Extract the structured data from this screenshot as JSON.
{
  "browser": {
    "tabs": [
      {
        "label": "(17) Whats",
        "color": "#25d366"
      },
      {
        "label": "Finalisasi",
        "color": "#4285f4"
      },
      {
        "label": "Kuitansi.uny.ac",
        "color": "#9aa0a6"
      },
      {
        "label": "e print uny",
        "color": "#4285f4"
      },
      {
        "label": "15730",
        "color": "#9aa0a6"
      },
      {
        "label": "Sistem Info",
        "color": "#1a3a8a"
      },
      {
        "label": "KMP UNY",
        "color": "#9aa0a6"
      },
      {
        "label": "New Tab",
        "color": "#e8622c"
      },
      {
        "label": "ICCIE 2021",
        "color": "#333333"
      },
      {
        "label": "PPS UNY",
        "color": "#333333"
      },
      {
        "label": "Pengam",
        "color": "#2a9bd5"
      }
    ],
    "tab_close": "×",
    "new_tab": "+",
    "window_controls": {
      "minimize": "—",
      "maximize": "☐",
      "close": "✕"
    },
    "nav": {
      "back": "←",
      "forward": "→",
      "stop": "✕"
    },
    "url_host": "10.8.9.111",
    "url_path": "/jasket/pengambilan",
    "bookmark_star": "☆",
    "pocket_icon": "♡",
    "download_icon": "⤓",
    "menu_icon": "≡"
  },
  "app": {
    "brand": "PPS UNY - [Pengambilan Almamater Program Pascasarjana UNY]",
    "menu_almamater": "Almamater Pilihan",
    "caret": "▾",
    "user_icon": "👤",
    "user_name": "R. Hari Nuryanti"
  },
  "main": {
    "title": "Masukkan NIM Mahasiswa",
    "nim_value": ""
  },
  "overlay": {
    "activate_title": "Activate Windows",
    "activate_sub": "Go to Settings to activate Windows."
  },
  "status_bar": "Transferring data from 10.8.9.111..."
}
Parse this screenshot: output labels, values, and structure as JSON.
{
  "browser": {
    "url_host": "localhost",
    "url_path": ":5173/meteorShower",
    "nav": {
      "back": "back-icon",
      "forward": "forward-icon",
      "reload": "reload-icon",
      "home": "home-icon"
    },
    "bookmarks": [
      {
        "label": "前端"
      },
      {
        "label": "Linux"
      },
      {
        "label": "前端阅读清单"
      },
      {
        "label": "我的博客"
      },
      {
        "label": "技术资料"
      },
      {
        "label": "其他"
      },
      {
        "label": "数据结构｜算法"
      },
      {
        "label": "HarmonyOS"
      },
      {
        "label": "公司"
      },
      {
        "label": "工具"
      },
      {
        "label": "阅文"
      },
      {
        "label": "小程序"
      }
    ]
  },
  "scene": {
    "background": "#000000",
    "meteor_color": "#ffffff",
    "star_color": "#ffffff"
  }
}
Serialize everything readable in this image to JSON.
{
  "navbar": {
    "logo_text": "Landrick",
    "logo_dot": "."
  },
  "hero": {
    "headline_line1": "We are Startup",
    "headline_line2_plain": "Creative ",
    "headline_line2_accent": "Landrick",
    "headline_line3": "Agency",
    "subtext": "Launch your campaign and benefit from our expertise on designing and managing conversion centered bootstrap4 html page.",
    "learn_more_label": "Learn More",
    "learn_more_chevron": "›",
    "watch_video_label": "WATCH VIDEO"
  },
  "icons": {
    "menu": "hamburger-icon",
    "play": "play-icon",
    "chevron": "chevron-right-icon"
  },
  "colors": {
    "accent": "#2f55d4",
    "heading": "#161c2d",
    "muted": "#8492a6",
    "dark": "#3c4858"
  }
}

■ Problem to solve: From the listing above, copy out each line where the word "data" appears.

■ Complete response:
Extract the structured data from this screenshot as JSON.
  "status_bar": "Transferring data from 10.8.9.111..."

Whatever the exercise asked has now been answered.